— START Records to process —
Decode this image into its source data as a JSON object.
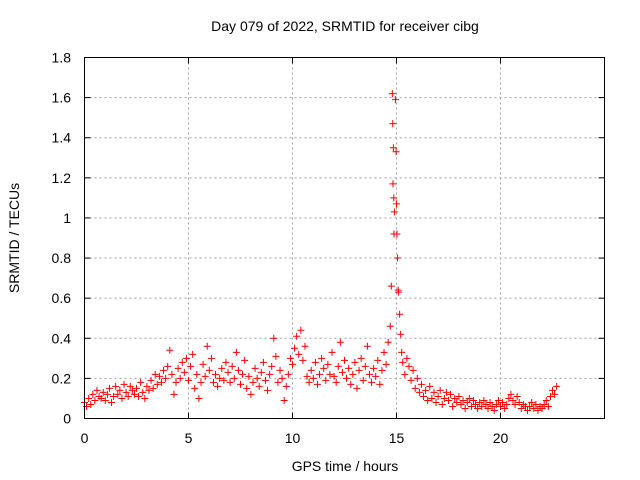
{
  "chart_data": {
    "type": "scatter",
    "title": "Day 079 of 2022, SRMTID for receiver cibg",
    "xlabel": "GPS time / hours",
    "ylabel": "SRMTID / TECUs",
    "xlim": [
      0,
      25
    ],
    "ylim": [
      0,
      1.8
    ],
    "xticks": [
      0,
      5,
      10,
      15,
      20
    ],
    "xtick_labels": [
      "0",
      "5",
      "10",
      "15",
      "20"
    ],
    "yticks": [
      0,
      0.2,
      0.4,
      0.6,
      0.8,
      1.0,
      1.2,
      1.4,
      1.6,
      1.8
    ],
    "ytick_labels": [
      "0",
      "0.2",
      "0.4",
      "0.6",
      "0.8",
      "1",
      "1.2",
      "1.4",
      "1.6",
      "1.8"
    ],
    "grid": true,
    "marker": "+",
    "series": [
      {
        "name": "SRMTID",
        "color": "#ff0000",
        "points": [
          [
            0.0,
            0.08
          ],
          [
            0.1,
            0.06
          ],
          [
            0.2,
            0.1
          ],
          [
            0.3,
            0.07
          ],
          [
            0.4,
            0.12
          ],
          [
            0.5,
            0.09
          ],
          [
            0.6,
            0.14
          ],
          [
            0.7,
            0.11
          ],
          [
            0.8,
            0.1
          ],
          [
            0.9,
            0.13
          ],
          [
            1.0,
            0.09
          ],
          [
            1.1,
            0.12
          ],
          [
            1.2,
            0.15
          ],
          [
            1.3,
            0.08
          ],
          [
            1.4,
            0.11
          ],
          [
            1.5,
            0.16
          ],
          [
            1.6,
            0.12
          ],
          [
            1.7,
            0.14
          ],
          [
            1.8,
            0.1
          ],
          [
            1.9,
            0.17
          ],
          [
            2.0,
            0.13
          ],
          [
            2.1,
            0.11
          ],
          [
            2.2,
            0.16
          ],
          [
            2.3,
            0.14
          ],
          [
            2.4,
            0.12
          ],
          [
            2.5,
            0.15
          ],
          [
            2.6,
            0.11
          ],
          [
            2.7,
            0.18
          ],
          [
            2.8,
            0.13
          ],
          [
            2.9,
            0.1
          ],
          [
            3.0,
            0.16
          ],
          [
            3.1,
            0.14
          ],
          [
            3.2,
            0.19
          ],
          [
            3.3,
            0.15
          ],
          [
            3.4,
            0.22
          ],
          [
            3.5,
            0.17
          ],
          [
            3.6,
            0.21
          ],
          [
            3.7,
            0.18
          ],
          [
            3.8,
            0.24
          ],
          [
            3.9,
            0.2
          ],
          [
            4.0,
            0.26
          ],
          [
            4.1,
            0.34
          ],
          [
            4.2,
            0.22
          ],
          [
            4.3,
            0.12
          ],
          [
            4.4,
            0.18
          ],
          [
            4.5,
            0.25
          ],
          [
            4.6,
            0.2
          ],
          [
            4.7,
            0.28
          ],
          [
            4.8,
            0.23
          ],
          [
            4.9,
            0.3
          ],
          [
            5.0,
            0.19
          ],
          [
            5.1,
            0.26
          ],
          [
            5.2,
            0.32
          ],
          [
            5.3,
            0.15
          ],
          [
            5.4,
            0.22
          ],
          [
            5.5,
            0.1
          ],
          [
            5.6,
            0.18
          ],
          [
            5.7,
            0.27
          ],
          [
            5.8,
            0.21
          ],
          [
            5.9,
            0.36
          ],
          [
            6.0,
            0.24
          ],
          [
            6.1,
            0.3
          ],
          [
            6.2,
            0.18
          ],
          [
            6.3,
            0.22
          ],
          [
            6.4,
            0.16
          ],
          [
            6.5,
            0.2
          ],
          [
            6.6,
            0.25
          ],
          [
            6.7,
            0.19
          ],
          [
            6.8,
            0.28
          ],
          [
            6.9,
            0.23
          ],
          [
            7.0,
            0.18
          ],
          [
            7.1,
            0.26
          ],
          [
            7.2,
            0.2
          ],
          [
            7.3,
            0.33
          ],
          [
            7.4,
            0.24
          ],
          [
            7.5,
            0.17
          ],
          [
            7.6,
            0.22
          ],
          [
            7.7,
            0.29
          ],
          [
            7.8,
            0.15
          ],
          [
            7.9,
            0.21
          ],
          [
            8.0,
            0.12
          ],
          [
            8.1,
            0.18
          ],
          [
            8.2,
            0.25
          ],
          [
            8.3,
            0.2
          ],
          [
            8.4,
            0.16
          ],
          [
            8.5,
            0.23
          ],
          [
            8.6,
            0.28
          ],
          [
            8.7,
            0.19
          ],
          [
            8.8,
            0.14
          ],
          [
            8.9,
            0.22
          ],
          [
            9.0,
            0.26
          ],
          [
            9.1,
            0.4
          ],
          [
            9.2,
            0.31
          ],
          [
            9.3,
            0.18
          ],
          [
            9.4,
            0.24
          ],
          [
            9.5,
            0.2
          ],
          [
            9.6,
            0.09
          ],
          [
            9.7,
            0.16
          ],
          [
            9.8,
            0.22
          ],
          [
            9.9,
            0.3
          ],
          [
            10.0,
            0.27
          ],
          [
            10.1,
            0.35
          ],
          [
            10.2,
            0.41
          ],
          [
            10.3,
            0.32
          ],
          [
            10.4,
            0.44
          ],
          [
            10.5,
            0.29
          ],
          [
            10.6,
            0.36
          ],
          [
            10.7,
            0.21
          ],
          [
            10.8,
            0.18
          ],
          [
            10.9,
            0.24
          ],
          [
            11.0,
            0.2
          ],
          [
            11.1,
            0.28
          ],
          [
            11.2,
            0.17
          ],
          [
            11.3,
            0.22
          ],
          [
            11.4,
            0.3
          ],
          [
            11.5,
            0.25
          ],
          [
            11.6,
            0.19
          ],
          [
            11.7,
            0.27
          ],
          [
            11.8,
            0.22
          ],
          [
            11.9,
            0.33
          ],
          [
            12.0,
            0.21
          ],
          [
            12.1,
            0.18
          ],
          [
            12.2,
            0.26
          ],
          [
            12.3,
            0.38
          ],
          [
            12.4,
            0.23
          ],
          [
            12.5,
            0.29
          ],
          [
            12.6,
            0.2
          ],
          [
            12.7,
            0.25
          ],
          [
            12.8,
            0.17
          ],
          [
            12.9,
            0.22
          ],
          [
            13.0,
            0.28
          ],
          [
            13.1,
            0.15
          ],
          [
            13.2,
            0.24
          ],
          [
            13.3,
            0.3
          ],
          [
            13.4,
            0.19
          ],
          [
            13.5,
            0.26
          ],
          [
            13.6,
            0.36
          ],
          [
            13.7,
            0.22
          ],
          [
            13.8,
            0.18
          ],
          [
            13.9,
            0.25
          ],
          [
            14.0,
            0.21
          ],
          [
            14.1,
            0.29
          ],
          [
            14.2,
            0.17
          ],
          [
            14.3,
            0.24
          ],
          [
            14.4,
            0.33
          ],
          [
            14.5,
            0.27
          ],
          [
            14.6,
            0.38
          ],
          [
            14.7,
            0.46
          ],
          [
            14.75,
            0.66
          ],
          [
            14.8,
            1.62
          ],
          [
            14.82,
            1.47
          ],
          [
            14.85,
            1.35
          ],
          [
            14.83,
            1.17
          ],
          [
            14.87,
            1.1
          ],
          [
            14.9,
            1.03
          ],
          [
            14.88,
            0.92
          ],
          [
            14.95,
            1.59
          ],
          [
            14.98,
            1.33
          ],
          [
            15.0,
            1.07
          ],
          [
            15.02,
            0.92
          ],
          [
            15.05,
            0.8
          ],
          [
            15.08,
            0.64
          ],
          [
            15.1,
            0.63
          ],
          [
            15.15,
            0.52
          ],
          [
            15.2,
            0.42
          ],
          [
            15.25,
            0.33
          ],
          [
            15.3,
            0.28
          ],
          [
            15.4,
            0.22
          ],
          [
            15.5,
            0.3
          ],
          [
            15.6,
            0.26
          ],
          [
            15.7,
            0.19
          ],
          [
            15.8,
            0.24
          ],
          [
            15.9,
            0.15
          ],
          [
            16.0,
            0.2
          ],
          [
            16.1,
            0.13
          ],
          [
            16.2,
            0.17
          ],
          [
            16.3,
            0.11
          ],
          [
            16.4,
            0.14
          ],
          [
            16.5,
            0.09
          ],
          [
            16.6,
            0.16
          ],
          [
            16.7,
            0.1
          ],
          [
            16.8,
            0.13
          ],
          [
            16.9,
            0.08
          ],
          [
            17.0,
            0.11
          ],
          [
            17.1,
            0.14
          ],
          [
            17.2,
            0.07
          ],
          [
            17.3,
            0.1
          ],
          [
            17.4,
            0.13
          ],
          [
            17.5,
            0.09
          ],
          [
            17.6,
            0.12
          ],
          [
            17.7,
            0.06
          ],
          [
            17.8,
            0.1
          ],
          [
            17.9,
            0.08
          ],
          [
            18.0,
            0.11
          ],
          [
            18.1,
            0.07
          ],
          [
            18.2,
            0.09
          ],
          [
            18.3,
            0.05
          ],
          [
            18.4,
            0.08
          ],
          [
            18.5,
            0.1
          ],
          [
            18.6,
            0.06
          ],
          [
            18.7,
            0.09
          ],
          [
            18.8,
            0.07
          ],
          [
            18.9,
            0.05
          ],
          [
            19.0,
            0.08
          ],
          [
            19.1,
            0.06
          ],
          [
            19.2,
            0.09
          ],
          [
            19.3,
            0.07
          ],
          [
            19.4,
            0.05
          ],
          [
            19.5,
            0.08
          ],
          [
            19.6,
            0.06
          ],
          [
            19.7,
            0.04
          ],
          [
            19.8,
            0.07
          ],
          [
            19.9,
            0.09
          ],
          [
            20.0,
            0.06
          ],
          [
            20.1,
            0.08
          ],
          [
            20.2,
            0.05
          ],
          [
            20.3,
            0.07
          ],
          [
            20.4,
            0.1
          ],
          [
            20.5,
            0.12
          ],
          [
            20.6,
            0.09
          ],
          [
            20.7,
            0.07
          ],
          [
            20.8,
            0.11
          ],
          [
            20.9,
            0.08
          ],
          [
            21.0,
            0.05
          ],
          [
            21.1,
            0.07
          ],
          [
            21.2,
            0.06
          ],
          [
            21.3,
            0.04
          ],
          [
            21.4,
            0.06
          ],
          [
            21.5,
            0.08
          ],
          [
            21.6,
            0.05
          ],
          [
            21.7,
            0.07
          ],
          [
            21.8,
            0.04
          ],
          [
            21.9,
            0.06
          ],
          [
            22.0,
            0.05
          ],
          [
            22.1,
            0.07
          ],
          [
            22.2,
            0.09
          ],
          [
            22.3,
            0.06
          ],
          [
            22.4,
            0.11
          ],
          [
            22.5,
            0.14
          ],
          [
            22.6,
            0.12
          ],
          [
            22.7,
            0.16
          ]
        ]
      }
    ]
  }
}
— END Records to process —
**What to work on**
Copy all lines from the material that include "SRMTID".

**Full response**
    "title": "Day 079 of 2022, SRMTID for receiver cibg",
    "ylabel": "SRMTID / TECUs",
        "name": "SRMTID",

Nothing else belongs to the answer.